▶ **Data rows**:
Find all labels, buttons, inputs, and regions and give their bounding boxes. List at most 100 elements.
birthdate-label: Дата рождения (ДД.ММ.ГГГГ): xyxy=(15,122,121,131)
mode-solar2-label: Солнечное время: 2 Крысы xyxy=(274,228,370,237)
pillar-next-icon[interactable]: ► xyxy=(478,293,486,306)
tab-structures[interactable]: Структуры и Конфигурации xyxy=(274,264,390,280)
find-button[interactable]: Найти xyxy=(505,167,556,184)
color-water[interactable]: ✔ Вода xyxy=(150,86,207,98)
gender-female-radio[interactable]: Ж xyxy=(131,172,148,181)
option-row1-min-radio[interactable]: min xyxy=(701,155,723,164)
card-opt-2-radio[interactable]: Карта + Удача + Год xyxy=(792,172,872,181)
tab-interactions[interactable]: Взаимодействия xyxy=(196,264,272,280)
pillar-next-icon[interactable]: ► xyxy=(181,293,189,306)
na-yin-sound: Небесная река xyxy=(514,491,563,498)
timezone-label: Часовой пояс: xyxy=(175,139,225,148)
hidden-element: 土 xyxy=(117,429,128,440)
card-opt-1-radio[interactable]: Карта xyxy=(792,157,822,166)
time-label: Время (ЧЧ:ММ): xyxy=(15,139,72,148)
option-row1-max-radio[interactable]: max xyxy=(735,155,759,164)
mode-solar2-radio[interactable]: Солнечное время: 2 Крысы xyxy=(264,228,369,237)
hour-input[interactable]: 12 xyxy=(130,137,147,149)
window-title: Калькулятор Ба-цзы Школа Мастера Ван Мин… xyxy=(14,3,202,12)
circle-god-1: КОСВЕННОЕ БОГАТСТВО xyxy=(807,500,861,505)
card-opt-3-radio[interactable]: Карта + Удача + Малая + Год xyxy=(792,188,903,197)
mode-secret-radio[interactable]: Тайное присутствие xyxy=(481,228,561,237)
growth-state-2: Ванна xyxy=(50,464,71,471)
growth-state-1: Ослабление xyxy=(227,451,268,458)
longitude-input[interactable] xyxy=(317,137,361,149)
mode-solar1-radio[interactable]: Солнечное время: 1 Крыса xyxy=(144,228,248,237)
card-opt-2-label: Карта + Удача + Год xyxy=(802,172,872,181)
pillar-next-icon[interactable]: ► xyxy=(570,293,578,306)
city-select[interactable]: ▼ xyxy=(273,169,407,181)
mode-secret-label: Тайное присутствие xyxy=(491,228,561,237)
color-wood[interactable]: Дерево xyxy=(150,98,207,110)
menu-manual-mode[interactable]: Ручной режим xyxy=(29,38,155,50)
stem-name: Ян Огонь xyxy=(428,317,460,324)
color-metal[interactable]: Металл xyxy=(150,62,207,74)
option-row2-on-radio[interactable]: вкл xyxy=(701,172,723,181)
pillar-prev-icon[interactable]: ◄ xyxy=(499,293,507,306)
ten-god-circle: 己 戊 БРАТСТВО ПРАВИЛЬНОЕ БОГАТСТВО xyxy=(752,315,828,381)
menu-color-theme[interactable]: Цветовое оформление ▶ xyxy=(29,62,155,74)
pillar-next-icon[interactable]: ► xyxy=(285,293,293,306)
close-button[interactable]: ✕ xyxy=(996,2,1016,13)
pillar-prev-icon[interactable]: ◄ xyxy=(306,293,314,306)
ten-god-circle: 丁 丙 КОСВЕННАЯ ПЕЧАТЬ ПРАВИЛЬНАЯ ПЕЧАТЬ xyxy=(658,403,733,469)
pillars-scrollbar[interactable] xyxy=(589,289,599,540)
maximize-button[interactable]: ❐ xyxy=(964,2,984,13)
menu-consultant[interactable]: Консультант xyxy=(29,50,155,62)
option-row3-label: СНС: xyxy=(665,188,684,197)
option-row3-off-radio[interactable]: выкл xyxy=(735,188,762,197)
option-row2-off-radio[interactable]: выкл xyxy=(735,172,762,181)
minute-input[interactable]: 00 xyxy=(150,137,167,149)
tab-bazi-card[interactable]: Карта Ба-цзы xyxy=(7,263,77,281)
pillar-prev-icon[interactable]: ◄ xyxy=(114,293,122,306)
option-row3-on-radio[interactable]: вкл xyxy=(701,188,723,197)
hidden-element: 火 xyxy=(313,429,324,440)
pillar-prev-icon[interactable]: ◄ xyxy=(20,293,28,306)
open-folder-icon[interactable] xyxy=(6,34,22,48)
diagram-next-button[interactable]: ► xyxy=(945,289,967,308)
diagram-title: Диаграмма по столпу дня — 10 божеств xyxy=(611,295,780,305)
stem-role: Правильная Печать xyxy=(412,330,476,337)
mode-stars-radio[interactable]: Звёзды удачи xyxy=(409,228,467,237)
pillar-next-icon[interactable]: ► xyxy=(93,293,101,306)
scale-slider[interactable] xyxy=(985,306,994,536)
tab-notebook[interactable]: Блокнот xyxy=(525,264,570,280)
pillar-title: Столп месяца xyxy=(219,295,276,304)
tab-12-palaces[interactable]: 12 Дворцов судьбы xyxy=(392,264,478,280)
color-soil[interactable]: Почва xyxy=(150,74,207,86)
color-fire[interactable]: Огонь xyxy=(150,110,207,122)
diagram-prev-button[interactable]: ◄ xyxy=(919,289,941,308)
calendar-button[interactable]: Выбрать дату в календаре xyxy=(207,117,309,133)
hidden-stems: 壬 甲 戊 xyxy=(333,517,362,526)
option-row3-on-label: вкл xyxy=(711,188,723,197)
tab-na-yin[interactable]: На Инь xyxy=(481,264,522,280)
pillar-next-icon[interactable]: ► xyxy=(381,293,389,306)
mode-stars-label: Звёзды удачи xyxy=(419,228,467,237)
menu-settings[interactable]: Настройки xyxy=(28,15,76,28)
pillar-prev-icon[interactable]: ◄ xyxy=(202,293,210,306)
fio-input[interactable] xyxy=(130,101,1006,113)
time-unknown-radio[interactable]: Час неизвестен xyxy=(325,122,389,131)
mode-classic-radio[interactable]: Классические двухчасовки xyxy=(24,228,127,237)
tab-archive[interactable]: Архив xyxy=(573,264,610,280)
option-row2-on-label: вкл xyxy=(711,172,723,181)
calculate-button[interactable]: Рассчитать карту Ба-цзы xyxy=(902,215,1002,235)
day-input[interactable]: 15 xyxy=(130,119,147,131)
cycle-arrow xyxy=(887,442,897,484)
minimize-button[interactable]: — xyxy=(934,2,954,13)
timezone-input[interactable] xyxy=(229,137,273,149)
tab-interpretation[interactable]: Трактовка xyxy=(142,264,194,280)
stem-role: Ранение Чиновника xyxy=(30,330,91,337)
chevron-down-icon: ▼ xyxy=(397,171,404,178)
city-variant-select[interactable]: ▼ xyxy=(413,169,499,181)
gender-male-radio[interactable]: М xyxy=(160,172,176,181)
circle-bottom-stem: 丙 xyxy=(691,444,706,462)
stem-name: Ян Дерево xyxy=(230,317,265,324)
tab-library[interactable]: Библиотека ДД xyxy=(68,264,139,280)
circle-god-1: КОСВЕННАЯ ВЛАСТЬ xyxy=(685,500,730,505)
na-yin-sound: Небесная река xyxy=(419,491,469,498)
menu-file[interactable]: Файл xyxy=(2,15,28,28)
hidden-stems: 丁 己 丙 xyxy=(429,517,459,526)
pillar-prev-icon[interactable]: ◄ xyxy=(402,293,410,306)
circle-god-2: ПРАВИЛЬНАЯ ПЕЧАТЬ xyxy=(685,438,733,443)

▶ **What the task asks**:
Rewrite the data from the first line through the line with "color-water[interactable]: ✔ Вода", changing "tab-structures" to "tab-configurations" and leaving everything else unchanged.

▶ **Solution**:
Find all labels, buttons, inputs, and regions and give their bounding boxes. List at most 100 elements.
birthdate-label: Дата рождения (ДД.ММ.ГГГГ): xyxy=(15,122,121,131)
mode-solar2-label: Солнечное время: 2 Крысы xyxy=(274,228,370,237)
pillar-next-icon[interactable]: ► xyxy=(478,293,486,306)
tab-configurations[interactable]: Структуры и Конфигурации xyxy=(274,264,390,280)
find-button[interactable]: Найти xyxy=(505,167,556,184)
color-water[interactable]: ✔ Вода xyxy=(150,86,207,98)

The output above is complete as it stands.